* begin Provided entries *

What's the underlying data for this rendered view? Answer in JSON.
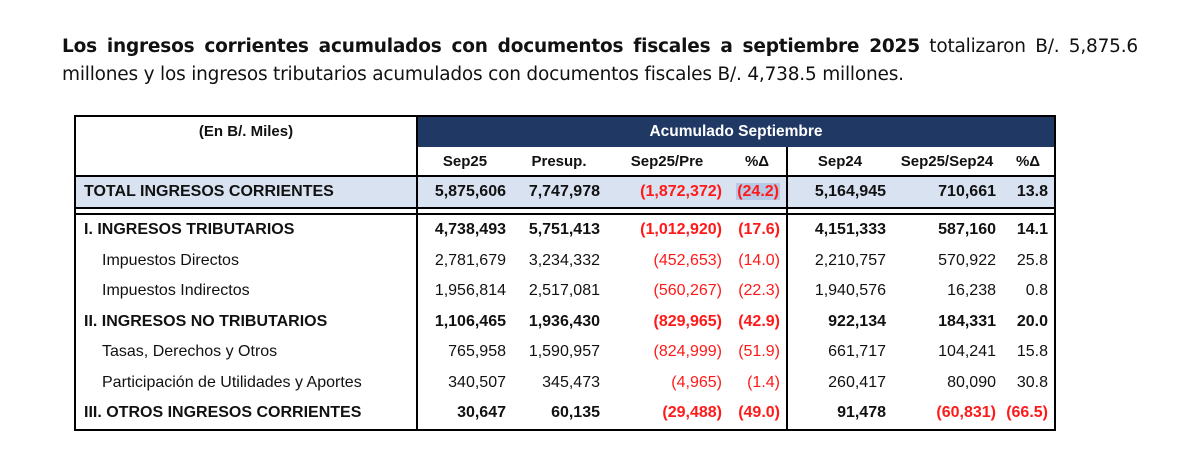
{
  "paragraph": {
    "bold_text": "Los ingresos corrientes acumulados con documentos fiscales a septiembre 2025",
    "rest_text": " totalizaron B/. 5,875.6 millones y los ingresos tributarios acumulados con documentos fiscales B/. 4,738.5 millones."
  },
  "table": {
    "unit_label": "(En B/. Miles)",
    "group_header": "Acumulado Septiembre",
    "columns": [
      "Sep25",
      "Presup.",
      "Sep25/Pre",
      "%Δ",
      "Sep24",
      "Sep25/Sep24",
      "%Δ"
    ],
    "total": {
      "label": "TOTAL INGRESOS CORRIENTES",
      "values": [
        "5,875,606",
        "7,747,978",
        "(1,872,372)",
        "(24.2)",
        "5,164,945",
        "710,661",
        "13.8"
      ]
    },
    "rows": [
      {
        "label": "I. INGRESOS TRIBUTARIOS",
        "values": [
          "4,738,493",
          "5,751,413",
          "(1,012,920)",
          "(17.6)",
          "4,151,333",
          "587,160",
          "14.1"
        ]
      },
      {
        "label": "Impuestos Directos",
        "values": [
          "2,781,679",
          "3,234,332",
          "(452,653)",
          "(14.0)",
          "2,210,757",
          "570,922",
          "25.8"
        ]
      },
      {
        "label": "Impuestos Indirectos",
        "values": [
          "1,956,814",
          "2,517,081",
          "(560,267)",
          "(22.3)",
          "1,940,576",
          "16,238",
          "0.8"
        ]
      },
      {
        "label": "II. INGRESOS NO TRIBUTARIOS",
        "values": [
          "1,106,465",
          "1,936,430",
          "(829,965)",
          "(42.9)",
          "922,134",
          "184,331",
          "20.0"
        ]
      },
      {
        "label": "Tasas, Derechos y Otros",
        "values": [
          "765,958",
          "1,590,957",
          "(824,999)",
          "(51.9)",
          "661,717",
          "104,241",
          "15.8"
        ]
      },
      {
        "label": "Participación de Utilidades y Aportes",
        "values": [
          "340,507",
          "345,473",
          "(4,965)",
          "(1.4)",
          "260,417",
          "80,090",
          "30.8"
        ]
      },
      {
        "label": "III. OTROS INGRESOS CORRIENTES",
        "values": [
          "30,647",
          "60,135",
          "(29,488)",
          "(49.0)",
          "91,478",
          "(60,831)",
          "(66.5)"
        ]
      }
    ],
    "colors": {
      "header_bg": "#1f3864",
      "total_bg": "#d9e2f0",
      "negative": "#ff1a1a"
    }
  }
}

* end Provided entries *

[Task requirements]
Using the records above, retype everything exactly except the pictures.

[Worked solution]
What's the underlying data for this rendered view? Answer in JSON.
{
  "paragraph": {
    "bold_text": "Los ingresos corrientes acumulados con documentos fiscales a septiembre 2025",
    "rest_text": " totalizaron B/. 5,875.6 millones y los ingresos tributarios acumulados con documentos fiscales B/. 4,738.5 millones."
  },
  "table": {
    "unit_label": "(En B/. Miles)",
    "group_header": "Acumulado Septiembre",
    "columns": [
      "Sep25",
      "Presup.",
      "Sep25/Pre",
      "%Δ",
      "Sep24",
      "Sep25/Sep24",
      "%Δ"
    ],
    "total": {
      "label": "TOTAL INGRESOS CORRIENTES",
      "values": [
        "5,875,606",
        "7,747,978",
        "(1,872,372)",
        "(24.2)",
        "5,164,945",
        "710,661",
        "13.8"
      ]
    },
    "rows": [
      {
        "label": "I. INGRESOS TRIBUTARIOS",
        "values": [
          "4,738,493",
          "5,751,413",
          "(1,012,920)",
          "(17.6)",
          "4,151,333",
          "587,160",
          "14.1"
        ]
      },
      {
        "label": "Impuestos Directos",
        "values": [
          "2,781,679",
          "3,234,332",
          "(452,653)",
          "(14.0)",
          "2,210,757",
          "570,922",
          "25.8"
        ]
      },
      {
        "label": "Impuestos Indirectos",
        "values": [
          "1,956,814",
          "2,517,081",
          "(560,267)",
          "(22.3)",
          "1,940,576",
          "16,238",
          "0.8"
        ]
      },
      {
        "label": "II. INGRESOS NO TRIBUTARIOS",
        "values": [
          "1,106,465",
          "1,936,430",
          "(829,965)",
          "(42.9)",
          "922,134",
          "184,331",
          "20.0"
        ]
      },
      {
        "label": "Tasas, Derechos y Otros",
        "values": [
          "765,958",
          "1,590,957",
          "(824,999)",
          "(51.9)",
          "661,717",
          "104,241",
          "15.8"
        ]
      },
      {
        "label": "Participación de Utilidades y Aportes",
        "values": [
          "340,507",
          "345,473",
          "(4,965)",
          "(1.4)",
          "260,417",
          "80,090",
          "30.8"
        ]
      },
      {
        "label": "III. OTROS INGRESOS CORRIENTES",
        "values": [
          "30,647",
          "60,135",
          "(29,488)",
          "(49.0)",
          "91,478",
          "(60,831)",
          "(66.5)"
        ]
      }
    ],
    "colors": {
      "header_bg": "#1f3864",
      "total_bg": "#d9e2f0",
      "negative": "#ff1a1a"
    }
  }
}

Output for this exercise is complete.